Chart and figure data
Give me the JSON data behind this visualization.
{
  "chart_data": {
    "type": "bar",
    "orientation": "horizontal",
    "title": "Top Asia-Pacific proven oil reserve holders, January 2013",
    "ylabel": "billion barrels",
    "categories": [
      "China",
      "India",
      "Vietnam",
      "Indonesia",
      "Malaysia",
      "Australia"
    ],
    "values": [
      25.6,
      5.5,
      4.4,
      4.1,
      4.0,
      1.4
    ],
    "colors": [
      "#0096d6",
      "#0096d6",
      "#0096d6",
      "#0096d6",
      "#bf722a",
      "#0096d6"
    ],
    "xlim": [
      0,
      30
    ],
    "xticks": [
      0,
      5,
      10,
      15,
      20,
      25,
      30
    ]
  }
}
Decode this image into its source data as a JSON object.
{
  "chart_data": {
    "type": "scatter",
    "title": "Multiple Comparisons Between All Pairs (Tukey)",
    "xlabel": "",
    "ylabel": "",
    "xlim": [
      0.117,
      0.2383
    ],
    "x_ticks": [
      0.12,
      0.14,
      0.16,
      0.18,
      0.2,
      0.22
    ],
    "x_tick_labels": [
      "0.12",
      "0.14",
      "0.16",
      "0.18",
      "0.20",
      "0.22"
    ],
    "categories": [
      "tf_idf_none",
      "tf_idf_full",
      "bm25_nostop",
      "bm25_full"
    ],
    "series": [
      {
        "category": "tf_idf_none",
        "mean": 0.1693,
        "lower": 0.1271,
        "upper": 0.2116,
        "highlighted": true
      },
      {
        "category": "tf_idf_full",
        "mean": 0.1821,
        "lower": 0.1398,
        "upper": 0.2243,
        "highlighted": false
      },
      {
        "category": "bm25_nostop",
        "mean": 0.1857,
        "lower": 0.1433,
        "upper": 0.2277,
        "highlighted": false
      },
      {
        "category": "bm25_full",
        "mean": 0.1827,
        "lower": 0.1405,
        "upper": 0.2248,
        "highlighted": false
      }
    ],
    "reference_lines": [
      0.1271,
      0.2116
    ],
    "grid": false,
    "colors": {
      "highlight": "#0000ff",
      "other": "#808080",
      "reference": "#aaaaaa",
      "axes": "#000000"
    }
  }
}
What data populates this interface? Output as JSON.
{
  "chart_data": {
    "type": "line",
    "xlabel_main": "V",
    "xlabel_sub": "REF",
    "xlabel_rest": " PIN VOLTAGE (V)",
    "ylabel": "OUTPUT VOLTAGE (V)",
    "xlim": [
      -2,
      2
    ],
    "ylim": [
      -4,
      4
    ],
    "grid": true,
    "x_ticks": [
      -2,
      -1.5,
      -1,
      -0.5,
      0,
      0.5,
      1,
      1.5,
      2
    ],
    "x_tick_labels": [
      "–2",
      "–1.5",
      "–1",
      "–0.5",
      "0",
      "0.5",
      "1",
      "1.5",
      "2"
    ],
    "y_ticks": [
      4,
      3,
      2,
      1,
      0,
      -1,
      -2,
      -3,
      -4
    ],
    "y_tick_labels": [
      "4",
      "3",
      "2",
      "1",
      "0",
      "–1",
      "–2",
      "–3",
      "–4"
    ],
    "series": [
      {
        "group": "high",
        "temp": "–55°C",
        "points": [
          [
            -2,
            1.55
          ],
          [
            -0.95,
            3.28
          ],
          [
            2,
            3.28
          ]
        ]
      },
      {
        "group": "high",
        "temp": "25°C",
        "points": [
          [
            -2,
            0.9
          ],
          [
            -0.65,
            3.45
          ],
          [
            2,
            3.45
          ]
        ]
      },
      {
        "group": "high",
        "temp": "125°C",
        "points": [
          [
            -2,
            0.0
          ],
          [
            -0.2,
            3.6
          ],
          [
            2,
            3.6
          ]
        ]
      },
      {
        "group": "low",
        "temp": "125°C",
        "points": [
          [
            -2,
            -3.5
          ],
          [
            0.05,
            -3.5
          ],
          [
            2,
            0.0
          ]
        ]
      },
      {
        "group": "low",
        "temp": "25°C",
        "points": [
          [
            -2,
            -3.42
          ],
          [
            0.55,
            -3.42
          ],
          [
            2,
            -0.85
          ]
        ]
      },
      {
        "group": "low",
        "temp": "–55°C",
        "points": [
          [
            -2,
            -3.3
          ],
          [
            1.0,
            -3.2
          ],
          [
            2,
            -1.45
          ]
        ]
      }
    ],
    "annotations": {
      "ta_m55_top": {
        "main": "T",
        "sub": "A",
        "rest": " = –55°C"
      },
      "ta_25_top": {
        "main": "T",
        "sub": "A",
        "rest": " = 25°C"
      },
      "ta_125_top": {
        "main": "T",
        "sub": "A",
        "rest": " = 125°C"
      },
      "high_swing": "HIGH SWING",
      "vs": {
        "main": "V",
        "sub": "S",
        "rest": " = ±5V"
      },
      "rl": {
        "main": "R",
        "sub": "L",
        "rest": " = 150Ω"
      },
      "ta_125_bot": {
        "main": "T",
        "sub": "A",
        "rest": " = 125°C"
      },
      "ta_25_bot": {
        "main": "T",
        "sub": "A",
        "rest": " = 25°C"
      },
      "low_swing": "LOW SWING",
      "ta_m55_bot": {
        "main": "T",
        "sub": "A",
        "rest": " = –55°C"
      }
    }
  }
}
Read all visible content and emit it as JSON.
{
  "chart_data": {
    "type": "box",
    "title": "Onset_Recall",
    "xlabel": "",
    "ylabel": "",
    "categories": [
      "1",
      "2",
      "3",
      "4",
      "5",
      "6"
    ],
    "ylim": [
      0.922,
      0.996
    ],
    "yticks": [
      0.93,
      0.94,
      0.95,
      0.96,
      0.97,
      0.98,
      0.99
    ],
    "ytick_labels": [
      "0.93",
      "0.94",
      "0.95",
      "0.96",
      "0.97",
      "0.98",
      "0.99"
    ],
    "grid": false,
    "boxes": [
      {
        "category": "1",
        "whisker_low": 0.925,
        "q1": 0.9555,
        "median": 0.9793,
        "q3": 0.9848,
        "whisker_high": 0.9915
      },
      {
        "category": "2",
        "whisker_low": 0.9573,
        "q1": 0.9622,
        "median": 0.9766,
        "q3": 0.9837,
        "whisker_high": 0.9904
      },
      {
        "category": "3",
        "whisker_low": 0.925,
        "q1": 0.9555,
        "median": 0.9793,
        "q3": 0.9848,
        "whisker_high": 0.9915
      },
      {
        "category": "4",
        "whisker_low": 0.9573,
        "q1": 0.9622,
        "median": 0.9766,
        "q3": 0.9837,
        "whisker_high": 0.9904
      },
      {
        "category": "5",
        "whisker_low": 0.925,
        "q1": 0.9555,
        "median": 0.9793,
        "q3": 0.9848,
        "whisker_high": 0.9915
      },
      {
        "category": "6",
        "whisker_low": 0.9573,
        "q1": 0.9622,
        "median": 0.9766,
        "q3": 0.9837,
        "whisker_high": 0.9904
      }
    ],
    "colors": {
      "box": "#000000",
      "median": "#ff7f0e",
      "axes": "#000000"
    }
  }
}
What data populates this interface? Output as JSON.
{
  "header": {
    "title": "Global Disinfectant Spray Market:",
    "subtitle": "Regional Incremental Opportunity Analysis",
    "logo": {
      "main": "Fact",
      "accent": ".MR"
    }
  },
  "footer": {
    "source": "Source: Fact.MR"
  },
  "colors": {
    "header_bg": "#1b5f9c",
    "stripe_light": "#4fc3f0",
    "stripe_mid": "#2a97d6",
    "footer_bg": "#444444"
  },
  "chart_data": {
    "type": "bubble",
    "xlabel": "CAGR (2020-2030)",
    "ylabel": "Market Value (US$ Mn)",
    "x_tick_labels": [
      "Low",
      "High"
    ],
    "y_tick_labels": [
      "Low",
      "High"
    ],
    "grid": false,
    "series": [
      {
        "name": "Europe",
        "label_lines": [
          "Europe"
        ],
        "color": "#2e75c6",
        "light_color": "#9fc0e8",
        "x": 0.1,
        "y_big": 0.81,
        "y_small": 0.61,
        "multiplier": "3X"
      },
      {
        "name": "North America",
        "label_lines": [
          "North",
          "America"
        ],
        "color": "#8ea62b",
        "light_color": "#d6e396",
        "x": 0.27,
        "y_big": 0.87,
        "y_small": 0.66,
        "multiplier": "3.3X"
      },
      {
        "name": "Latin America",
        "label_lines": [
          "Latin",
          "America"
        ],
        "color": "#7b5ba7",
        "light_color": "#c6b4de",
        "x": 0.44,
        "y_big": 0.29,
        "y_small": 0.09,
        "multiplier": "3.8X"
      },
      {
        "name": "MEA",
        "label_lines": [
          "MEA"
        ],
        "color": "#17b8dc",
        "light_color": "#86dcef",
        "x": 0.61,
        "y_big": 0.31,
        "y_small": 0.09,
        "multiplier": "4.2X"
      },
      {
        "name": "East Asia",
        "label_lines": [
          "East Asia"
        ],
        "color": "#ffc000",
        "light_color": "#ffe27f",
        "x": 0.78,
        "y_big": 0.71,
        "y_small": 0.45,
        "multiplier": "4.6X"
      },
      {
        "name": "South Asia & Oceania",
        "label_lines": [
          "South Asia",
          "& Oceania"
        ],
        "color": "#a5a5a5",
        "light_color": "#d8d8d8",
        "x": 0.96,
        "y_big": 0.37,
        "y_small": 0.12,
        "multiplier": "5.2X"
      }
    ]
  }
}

Task goal ▸
Every line in the data that holds "Market" should be copied out.

Correct response ▸
    "title": "Global Disinfectant Spray Market:",
    "ylabel": "Market Value (US$ Mn)",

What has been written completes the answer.